[Figure collection entries]
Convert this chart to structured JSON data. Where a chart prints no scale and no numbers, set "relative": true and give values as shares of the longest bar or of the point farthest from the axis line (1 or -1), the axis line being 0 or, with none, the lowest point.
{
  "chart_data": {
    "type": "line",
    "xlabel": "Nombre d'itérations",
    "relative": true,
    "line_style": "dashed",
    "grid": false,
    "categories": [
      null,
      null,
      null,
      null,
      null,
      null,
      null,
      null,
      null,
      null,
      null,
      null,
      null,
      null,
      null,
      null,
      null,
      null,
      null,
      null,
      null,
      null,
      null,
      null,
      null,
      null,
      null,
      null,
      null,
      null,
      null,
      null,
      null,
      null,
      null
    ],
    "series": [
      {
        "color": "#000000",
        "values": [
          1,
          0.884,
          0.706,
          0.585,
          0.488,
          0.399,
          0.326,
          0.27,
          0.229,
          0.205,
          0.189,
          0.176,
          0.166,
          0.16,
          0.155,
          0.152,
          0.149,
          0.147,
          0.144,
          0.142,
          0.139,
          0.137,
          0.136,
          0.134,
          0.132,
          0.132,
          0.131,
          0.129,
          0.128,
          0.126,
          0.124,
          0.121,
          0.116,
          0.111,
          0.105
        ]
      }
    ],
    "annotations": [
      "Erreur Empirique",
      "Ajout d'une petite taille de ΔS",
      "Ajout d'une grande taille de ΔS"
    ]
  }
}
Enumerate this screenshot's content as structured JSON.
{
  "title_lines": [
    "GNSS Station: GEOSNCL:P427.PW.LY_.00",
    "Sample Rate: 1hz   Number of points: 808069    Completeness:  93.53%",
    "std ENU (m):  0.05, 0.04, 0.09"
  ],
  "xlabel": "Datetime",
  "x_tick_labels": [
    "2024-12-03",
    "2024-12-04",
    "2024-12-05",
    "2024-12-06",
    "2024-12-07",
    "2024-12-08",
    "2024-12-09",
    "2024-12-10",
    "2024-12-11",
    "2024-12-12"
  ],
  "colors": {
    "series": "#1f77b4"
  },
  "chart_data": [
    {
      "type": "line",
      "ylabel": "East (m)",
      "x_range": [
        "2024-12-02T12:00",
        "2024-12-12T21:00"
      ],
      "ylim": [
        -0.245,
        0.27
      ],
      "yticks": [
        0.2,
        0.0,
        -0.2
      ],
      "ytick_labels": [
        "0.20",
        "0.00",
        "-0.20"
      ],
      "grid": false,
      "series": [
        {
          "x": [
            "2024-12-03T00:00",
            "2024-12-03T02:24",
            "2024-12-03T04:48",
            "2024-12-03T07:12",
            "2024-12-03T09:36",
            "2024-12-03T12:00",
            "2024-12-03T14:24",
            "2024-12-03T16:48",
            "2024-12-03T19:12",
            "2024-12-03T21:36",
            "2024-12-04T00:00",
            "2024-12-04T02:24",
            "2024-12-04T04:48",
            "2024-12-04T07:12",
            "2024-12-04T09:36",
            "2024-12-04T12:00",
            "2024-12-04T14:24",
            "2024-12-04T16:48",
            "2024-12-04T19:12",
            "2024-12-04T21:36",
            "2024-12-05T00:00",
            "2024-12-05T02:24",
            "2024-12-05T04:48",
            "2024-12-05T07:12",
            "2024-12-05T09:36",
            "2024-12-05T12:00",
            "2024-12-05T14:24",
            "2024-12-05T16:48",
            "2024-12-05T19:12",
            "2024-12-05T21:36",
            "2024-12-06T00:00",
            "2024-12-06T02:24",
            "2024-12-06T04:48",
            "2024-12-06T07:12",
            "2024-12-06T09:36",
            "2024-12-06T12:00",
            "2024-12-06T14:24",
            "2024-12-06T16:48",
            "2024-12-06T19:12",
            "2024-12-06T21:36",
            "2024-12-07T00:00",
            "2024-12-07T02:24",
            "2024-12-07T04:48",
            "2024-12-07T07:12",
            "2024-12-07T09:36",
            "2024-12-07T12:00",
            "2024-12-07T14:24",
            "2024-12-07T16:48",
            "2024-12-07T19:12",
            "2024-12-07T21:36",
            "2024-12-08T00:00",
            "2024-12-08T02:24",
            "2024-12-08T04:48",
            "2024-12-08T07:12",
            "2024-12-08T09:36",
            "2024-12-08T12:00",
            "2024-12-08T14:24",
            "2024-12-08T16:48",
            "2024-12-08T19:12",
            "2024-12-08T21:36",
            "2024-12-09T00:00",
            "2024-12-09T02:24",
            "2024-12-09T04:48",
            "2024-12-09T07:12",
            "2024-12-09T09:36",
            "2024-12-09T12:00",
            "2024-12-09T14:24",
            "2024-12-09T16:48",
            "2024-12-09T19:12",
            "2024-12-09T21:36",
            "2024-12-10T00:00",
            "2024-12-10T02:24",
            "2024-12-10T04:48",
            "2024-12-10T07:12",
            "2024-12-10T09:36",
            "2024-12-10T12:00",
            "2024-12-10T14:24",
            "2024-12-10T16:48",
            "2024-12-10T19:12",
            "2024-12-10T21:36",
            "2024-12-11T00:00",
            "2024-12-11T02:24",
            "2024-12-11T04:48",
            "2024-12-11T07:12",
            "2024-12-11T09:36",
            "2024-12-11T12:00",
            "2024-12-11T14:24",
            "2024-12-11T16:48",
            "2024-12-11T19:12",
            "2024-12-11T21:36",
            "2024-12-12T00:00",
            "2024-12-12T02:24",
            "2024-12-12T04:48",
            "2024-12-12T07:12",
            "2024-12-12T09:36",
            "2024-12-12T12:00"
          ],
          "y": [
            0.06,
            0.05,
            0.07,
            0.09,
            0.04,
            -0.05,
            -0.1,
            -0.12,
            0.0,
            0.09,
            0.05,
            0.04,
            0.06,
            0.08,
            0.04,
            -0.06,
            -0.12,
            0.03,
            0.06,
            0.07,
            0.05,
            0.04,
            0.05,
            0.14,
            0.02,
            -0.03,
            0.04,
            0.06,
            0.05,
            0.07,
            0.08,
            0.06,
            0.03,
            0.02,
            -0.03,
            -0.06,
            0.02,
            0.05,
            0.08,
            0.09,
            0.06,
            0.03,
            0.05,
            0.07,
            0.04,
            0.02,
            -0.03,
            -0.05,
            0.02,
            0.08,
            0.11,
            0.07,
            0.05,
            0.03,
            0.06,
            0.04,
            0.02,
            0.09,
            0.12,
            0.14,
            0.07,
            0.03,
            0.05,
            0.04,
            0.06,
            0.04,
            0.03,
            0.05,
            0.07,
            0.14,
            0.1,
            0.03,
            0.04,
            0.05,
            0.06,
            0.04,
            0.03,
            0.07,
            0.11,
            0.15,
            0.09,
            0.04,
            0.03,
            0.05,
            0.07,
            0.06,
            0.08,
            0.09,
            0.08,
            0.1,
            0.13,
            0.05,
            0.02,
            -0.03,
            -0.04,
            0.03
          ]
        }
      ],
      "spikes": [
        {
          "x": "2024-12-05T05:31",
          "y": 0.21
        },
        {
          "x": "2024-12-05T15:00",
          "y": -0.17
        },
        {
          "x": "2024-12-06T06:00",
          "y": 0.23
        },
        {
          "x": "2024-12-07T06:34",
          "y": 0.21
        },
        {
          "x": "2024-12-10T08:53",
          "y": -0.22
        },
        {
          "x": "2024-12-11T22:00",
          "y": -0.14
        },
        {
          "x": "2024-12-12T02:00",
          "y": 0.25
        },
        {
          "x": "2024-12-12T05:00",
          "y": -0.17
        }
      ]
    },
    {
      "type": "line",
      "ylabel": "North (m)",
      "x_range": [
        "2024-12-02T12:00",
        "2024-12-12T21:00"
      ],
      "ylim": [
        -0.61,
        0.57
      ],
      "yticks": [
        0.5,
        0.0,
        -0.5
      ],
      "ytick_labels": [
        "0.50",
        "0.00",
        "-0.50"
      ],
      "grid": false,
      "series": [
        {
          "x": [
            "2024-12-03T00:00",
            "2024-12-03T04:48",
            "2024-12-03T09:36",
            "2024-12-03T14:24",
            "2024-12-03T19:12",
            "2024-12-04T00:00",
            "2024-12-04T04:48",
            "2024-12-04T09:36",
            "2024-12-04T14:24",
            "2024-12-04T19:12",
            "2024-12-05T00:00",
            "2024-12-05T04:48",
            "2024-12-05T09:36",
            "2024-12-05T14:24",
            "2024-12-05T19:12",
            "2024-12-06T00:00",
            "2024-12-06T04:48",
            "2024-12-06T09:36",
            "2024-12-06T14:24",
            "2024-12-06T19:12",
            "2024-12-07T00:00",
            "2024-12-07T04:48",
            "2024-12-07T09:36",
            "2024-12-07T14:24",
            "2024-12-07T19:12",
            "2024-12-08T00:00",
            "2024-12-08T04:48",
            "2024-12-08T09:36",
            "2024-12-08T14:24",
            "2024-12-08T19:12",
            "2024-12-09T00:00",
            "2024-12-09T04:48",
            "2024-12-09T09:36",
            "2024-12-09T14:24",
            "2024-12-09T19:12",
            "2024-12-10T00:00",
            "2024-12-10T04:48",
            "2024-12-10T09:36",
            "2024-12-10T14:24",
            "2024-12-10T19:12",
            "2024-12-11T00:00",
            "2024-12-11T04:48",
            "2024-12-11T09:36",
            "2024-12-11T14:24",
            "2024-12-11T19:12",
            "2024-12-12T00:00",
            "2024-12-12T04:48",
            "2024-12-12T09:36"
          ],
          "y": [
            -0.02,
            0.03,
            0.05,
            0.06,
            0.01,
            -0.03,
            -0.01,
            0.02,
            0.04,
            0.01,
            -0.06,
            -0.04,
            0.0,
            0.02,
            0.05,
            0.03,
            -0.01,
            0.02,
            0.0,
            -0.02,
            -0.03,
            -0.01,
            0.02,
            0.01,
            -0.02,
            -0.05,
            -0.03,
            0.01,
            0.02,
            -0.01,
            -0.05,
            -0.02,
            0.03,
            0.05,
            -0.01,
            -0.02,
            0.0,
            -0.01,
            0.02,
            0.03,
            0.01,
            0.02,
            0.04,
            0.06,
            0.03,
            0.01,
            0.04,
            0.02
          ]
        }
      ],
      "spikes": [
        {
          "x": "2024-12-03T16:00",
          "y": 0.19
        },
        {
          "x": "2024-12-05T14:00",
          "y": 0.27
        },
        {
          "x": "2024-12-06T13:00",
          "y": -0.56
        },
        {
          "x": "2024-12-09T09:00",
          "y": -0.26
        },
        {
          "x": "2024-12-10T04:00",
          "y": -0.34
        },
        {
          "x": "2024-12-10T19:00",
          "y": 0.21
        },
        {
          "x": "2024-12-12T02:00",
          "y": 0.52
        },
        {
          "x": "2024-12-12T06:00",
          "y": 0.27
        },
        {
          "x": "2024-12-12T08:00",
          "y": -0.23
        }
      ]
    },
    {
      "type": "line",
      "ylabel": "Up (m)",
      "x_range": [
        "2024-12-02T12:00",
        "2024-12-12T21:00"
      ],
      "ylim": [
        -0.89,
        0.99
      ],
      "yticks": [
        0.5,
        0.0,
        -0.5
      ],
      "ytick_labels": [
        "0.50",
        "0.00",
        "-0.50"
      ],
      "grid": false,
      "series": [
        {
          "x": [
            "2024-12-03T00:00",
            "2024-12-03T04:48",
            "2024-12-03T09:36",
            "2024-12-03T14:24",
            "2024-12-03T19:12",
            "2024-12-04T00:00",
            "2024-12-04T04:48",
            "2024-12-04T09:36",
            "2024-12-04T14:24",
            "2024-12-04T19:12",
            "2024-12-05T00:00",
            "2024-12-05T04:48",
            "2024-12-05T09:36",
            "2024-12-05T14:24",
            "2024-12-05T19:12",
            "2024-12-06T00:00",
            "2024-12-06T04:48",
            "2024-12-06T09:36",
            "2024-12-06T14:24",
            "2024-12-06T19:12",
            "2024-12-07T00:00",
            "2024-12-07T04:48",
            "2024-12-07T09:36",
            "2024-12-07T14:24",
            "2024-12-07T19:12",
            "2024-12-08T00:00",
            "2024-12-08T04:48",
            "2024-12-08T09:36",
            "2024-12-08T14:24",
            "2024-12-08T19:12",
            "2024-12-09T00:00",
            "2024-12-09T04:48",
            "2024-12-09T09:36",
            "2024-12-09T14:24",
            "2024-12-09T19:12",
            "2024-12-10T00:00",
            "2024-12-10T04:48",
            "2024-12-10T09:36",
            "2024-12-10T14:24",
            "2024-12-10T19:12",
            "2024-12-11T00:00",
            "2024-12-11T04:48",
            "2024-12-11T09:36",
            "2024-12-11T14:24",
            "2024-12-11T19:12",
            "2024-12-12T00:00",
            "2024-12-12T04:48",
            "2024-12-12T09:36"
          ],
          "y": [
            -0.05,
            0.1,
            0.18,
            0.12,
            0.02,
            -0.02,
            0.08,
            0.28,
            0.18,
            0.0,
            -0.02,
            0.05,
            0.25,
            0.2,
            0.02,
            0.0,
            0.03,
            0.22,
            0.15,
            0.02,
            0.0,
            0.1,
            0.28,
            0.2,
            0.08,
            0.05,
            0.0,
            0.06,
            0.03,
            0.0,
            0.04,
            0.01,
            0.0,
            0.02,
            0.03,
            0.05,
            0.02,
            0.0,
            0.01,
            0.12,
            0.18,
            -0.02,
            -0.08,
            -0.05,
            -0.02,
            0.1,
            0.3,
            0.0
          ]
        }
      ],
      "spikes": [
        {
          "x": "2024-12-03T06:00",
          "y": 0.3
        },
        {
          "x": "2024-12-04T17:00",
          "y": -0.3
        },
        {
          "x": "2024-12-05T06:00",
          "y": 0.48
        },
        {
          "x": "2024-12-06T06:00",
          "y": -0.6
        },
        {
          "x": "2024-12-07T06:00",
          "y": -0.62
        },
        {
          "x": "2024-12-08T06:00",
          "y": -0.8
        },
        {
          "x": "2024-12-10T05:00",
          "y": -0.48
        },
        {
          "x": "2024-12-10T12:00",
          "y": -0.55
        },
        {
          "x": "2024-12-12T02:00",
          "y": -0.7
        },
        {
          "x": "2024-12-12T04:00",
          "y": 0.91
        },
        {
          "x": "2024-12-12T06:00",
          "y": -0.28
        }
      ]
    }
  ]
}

▶ OBJECTIVE:
Search the entries for the string "JSON" and collect each line that has it.

▶ SOLUTION TO THE EXERCISE:
Convert this chart to structured JSON data. Where a chart prints no scale and no numbers, set "relative": true and give values as shares of the longest bar or of the point farthest from the axis line (1 or -1), the axis line being 0 or, with none, the lowest point.
Enumerate this screenshot's content as structured JSON.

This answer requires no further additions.